## BEGIN STORED DATA
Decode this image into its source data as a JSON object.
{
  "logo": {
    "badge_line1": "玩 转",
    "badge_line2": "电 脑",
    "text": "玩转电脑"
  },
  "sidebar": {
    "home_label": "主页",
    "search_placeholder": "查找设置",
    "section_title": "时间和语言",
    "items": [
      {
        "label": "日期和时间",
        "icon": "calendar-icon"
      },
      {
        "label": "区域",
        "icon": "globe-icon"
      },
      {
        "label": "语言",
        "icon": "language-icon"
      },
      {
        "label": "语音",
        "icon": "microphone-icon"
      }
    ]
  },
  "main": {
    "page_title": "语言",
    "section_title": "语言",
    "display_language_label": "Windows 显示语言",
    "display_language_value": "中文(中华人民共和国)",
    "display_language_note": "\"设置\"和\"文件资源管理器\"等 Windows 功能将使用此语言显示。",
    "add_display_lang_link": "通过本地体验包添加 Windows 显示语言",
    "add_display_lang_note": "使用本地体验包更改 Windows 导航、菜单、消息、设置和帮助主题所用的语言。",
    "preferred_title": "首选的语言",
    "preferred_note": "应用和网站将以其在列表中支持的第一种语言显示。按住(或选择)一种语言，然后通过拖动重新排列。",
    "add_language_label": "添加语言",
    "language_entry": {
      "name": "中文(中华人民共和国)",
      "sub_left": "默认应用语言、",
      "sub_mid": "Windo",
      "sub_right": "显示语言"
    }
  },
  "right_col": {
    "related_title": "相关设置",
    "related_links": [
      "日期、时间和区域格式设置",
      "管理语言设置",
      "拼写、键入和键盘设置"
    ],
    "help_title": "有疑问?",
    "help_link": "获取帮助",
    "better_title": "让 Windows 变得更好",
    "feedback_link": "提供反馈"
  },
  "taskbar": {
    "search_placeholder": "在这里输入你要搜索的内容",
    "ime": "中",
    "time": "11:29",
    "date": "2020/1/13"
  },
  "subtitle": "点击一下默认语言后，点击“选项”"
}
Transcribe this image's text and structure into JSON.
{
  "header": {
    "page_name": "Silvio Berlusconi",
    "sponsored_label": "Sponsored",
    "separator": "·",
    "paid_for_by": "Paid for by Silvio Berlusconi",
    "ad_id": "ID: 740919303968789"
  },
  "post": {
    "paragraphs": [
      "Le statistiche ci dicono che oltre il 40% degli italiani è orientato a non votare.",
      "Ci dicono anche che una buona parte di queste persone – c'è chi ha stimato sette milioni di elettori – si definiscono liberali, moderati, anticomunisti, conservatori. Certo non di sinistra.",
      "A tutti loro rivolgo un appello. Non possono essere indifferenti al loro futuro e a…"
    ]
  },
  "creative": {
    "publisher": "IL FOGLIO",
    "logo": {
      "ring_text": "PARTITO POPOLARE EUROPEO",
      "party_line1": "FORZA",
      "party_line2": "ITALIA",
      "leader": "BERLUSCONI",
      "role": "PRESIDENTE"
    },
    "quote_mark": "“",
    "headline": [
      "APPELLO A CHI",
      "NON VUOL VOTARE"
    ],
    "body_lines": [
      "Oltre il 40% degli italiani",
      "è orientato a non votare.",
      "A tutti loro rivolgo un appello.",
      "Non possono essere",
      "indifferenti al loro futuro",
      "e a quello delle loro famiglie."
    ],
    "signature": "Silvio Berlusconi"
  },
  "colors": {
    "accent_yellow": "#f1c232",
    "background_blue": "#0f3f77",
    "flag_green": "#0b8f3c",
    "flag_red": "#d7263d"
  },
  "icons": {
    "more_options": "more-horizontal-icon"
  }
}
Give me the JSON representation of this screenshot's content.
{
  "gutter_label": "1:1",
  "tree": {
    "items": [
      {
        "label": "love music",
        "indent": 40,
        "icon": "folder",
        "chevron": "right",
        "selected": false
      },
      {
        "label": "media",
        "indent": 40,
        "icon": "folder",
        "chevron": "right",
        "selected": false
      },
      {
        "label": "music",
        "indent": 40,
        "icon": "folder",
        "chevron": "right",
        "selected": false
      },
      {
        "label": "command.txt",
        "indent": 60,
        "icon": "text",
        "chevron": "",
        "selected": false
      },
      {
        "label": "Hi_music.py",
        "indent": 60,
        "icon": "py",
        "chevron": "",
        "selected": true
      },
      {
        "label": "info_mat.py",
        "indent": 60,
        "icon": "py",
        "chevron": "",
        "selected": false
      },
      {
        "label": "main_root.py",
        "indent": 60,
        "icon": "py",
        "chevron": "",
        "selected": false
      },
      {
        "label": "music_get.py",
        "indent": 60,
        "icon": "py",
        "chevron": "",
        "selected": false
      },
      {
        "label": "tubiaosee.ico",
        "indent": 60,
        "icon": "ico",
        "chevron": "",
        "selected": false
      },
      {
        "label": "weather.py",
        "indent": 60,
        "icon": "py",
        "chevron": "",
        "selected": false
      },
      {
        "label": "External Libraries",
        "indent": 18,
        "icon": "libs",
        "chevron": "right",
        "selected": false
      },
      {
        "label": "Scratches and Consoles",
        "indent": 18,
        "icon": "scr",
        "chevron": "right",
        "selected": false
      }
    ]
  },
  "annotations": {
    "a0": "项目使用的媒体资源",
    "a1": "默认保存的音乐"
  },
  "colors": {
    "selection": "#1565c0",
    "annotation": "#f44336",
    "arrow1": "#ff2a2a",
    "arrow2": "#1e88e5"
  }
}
## END STORED DATA
Exactly as they are written, print the entries again.

Decode this image into its source data as a JSON object.
{
  "logo": {
    "badge_line1": "玩 转",
    "badge_line2": "电 脑",
    "text": "玩转电脑"
  },
  "sidebar": {
    "home_label": "主页",
    "search_placeholder": "查找设置",
    "section_title": "时间和语言",
    "items": [
      {
        "label": "日期和时间",
        "icon": "calendar-icon"
      },
      {
        "label": "区域",
        "icon": "globe-icon"
      },
      {
        "label": "语言",
        "icon": "language-icon"
      },
      {
        "label": "语音",
        "icon": "microphone-icon"
      }
    ]
  },
  "main": {
    "page_title": "语言",
    "section_title": "语言",
    "display_language_label": "Windows 显示语言",
    "display_language_value": "中文(中华人民共和国)",
    "display_language_note": "\"设置\"和\"文件资源管理器\"等 Windows 功能将使用此语言显示。",
    "add_display_lang_link": "通过本地体验包添加 Windows 显示语言",
    "add_display_lang_note": "使用本地体验包更改 Windows 导航、菜单、消息、设置和帮助主题所用的语言。",
    "preferred_title": "首选的语言",
    "preferred_note": "应用和网站将以其在列表中支持的第一种语言显示。按住(或选择)一种语言，然后通过拖动重新排列。",
    "add_language_label": "添加语言",
    "language_entry": {
      "name": "中文(中华人民共和国)",
      "sub_left": "默认应用语言、",
      "sub_mid": "Windo",
      "sub_right": "显示语言"
    }
  },
  "right_col": {
    "related_title": "相关设置",
    "related_links": [
      "日期、时间和区域格式设置",
      "管理语言设置",
      "拼写、键入和键盘设置"
    ],
    "help_title": "有疑问?",
    "help_link": "获取帮助",
    "better_title": "让 Windows 变得更好",
    "feedback_link": "提供反馈"
  },
  "taskbar": {
    "search_placeholder": "在这里输入你要搜索的内容",
    "ime": "中",
    "time": "11:29",
    "date": "2020/1/13"
  },
  "subtitle": "点击一下默认语言后，点击“选项”"
}
Transcribe this image's text and structure into JSON.
{
  "header": {
    "page_name": "Silvio Berlusconi",
    "sponsored_label": "Sponsored",
    "separator": "·",
    "paid_for_by": "Paid for by Silvio Berlusconi",
    "ad_id": "ID: 740919303968789"
  },
  "post": {
    "paragraphs": [
      "Le statistiche ci dicono che oltre il 40% degli italiani è orientato a non votare.",
      "Ci dicono anche che una buona parte di queste persone – c'è chi ha stimato sette milioni di elettori – si definiscono liberali, moderati, anticomunisti, conservatori. Certo non di sinistra.",
      "A tutti loro rivolgo un appello. Non possono essere indifferenti al loro futuro e a…"
    ]
  },
  "creative": {
    "publisher": "IL FOGLIO",
    "logo": {
      "ring_text": "PARTITO POPOLARE EUROPEO",
      "party_line1": "FORZA",
      "party_line2": "ITALIA",
      "leader": "BERLUSCONI",
      "role": "PRESIDENTE"
    },
    "quote_mark": "“",
    "headline": [
      "APPELLO A CHI",
      "NON VUOL VOTARE"
    ],
    "body_lines": [
      "Oltre il 40% degli italiani",
      "è orientato a non votare.",
      "A tutti loro rivolgo un appello.",
      "Non possono essere",
      "indifferenti al loro futuro",
      "e a quello delle loro famiglie."
    ],
    "signature": "Silvio Berlusconi"
  },
  "colors": {
    "accent_yellow": "#f1c232",
    "background_blue": "#0f3f77",
    "flag_green": "#0b8f3c",
    "flag_red": "#d7263d"
  },
  "icons": {
    "more_options": "more-horizontal-icon"
  }
}
Give me the JSON representation of this screenshot's content.
{
  "gutter_label": "1:1",
  "tree": {
    "items": [
      {
        "label": "love music",
        "indent": 40,
        "icon": "folder",
        "chevron": "right",
        "selected": false
      },
      {
        "label": "media",
        "indent": 40,
        "icon": "folder",
        "chevron": "right",
        "selected": false
      },
      {
        "label": "music",
        "indent": 40,
        "icon": "folder",
        "chevron": "right",
        "selected": false
      },
      {
        "label": "command.txt",
        "indent": 60,
        "icon": "text",
        "chevron": "",
        "selected": false
      },
      {
        "label": "Hi_music.py",
        "indent": 60,
        "icon": "py",
        "chevron": "",
        "selected": true
      },
      {
        "label": "info_mat.py",
        "indent": 60,
        "icon": "py",
        "chevron": "",
        "selected": false
      },
      {
        "label": "main_root.py",
        "indent": 60,
        "icon": "py",
        "chevron": "",
        "selected": false
      },
      {
        "label": "music_get.py",
        "indent": 60,
        "icon": "py",
        "chevron": "",
        "selected": false
      },
      {
        "label": "tubiaosee.ico",
        "indent": 60,
        "icon": "ico",
        "chevron": "",
        "selected": false
      },
      {
        "label": "weather.py",
        "indent": 60,
        "icon": "py",
        "chevron": "",
        "selected": false
      },
      {
        "label": "External Libraries",
        "indent": 18,
        "icon": "libs",
        "chevron": "right",
        "selected": false
      },
      {
        "label": "Scratches and Consoles",
        "indent": 18,
        "icon": "scr",
        "chevron": "right",
        "selected": false
      }
    ]
  },
  "annotations": {
    "a0": "项目使用的媒体资源",
    "a1": "默认保存的音乐"
  },
  "colors": {
    "selection": "#1565c0",
    "annotation": "#f44336",
    "arrow1": "#ff2a2a",
    "arrow2": "#1e88e5"
  }
}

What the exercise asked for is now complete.